### The problem
Collect each line holding the string "name".

Chart and figure data:

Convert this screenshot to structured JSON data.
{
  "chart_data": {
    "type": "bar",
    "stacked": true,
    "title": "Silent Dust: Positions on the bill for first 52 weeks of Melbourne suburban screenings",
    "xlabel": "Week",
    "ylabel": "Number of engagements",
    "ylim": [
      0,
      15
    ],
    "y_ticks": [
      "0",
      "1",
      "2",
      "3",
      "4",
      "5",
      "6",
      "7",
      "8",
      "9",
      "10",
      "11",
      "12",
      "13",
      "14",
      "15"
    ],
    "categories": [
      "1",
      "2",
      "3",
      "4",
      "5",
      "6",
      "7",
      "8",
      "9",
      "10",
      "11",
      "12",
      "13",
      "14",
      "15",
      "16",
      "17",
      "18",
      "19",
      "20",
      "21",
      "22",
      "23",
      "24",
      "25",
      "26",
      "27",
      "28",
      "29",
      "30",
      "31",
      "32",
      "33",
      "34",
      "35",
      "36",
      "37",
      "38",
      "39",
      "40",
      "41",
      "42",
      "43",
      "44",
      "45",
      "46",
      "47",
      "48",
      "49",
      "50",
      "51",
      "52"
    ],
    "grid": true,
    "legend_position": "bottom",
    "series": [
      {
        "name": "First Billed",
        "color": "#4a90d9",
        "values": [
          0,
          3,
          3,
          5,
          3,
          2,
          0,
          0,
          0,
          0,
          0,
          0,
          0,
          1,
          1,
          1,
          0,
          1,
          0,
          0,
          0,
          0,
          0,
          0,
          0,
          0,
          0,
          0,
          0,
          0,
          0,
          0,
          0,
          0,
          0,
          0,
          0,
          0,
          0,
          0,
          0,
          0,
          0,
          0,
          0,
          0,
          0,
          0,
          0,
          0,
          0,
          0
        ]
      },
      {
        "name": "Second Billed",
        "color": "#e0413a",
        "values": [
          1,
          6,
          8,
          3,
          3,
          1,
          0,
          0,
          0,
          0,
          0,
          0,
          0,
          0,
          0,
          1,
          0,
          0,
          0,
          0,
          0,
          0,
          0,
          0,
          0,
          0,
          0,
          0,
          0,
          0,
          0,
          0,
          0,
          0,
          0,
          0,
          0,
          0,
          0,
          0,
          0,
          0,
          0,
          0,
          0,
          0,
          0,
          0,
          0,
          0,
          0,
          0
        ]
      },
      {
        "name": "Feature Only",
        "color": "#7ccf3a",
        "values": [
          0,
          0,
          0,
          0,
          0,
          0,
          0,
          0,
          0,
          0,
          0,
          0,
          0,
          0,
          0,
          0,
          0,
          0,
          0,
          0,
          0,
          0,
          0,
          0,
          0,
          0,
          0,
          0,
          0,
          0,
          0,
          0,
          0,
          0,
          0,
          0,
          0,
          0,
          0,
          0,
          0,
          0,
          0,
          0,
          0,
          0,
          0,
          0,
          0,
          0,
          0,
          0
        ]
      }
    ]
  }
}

### Result
        "name": "First Billed",
        "name": "Second Billed",
        "name": "Feature Only",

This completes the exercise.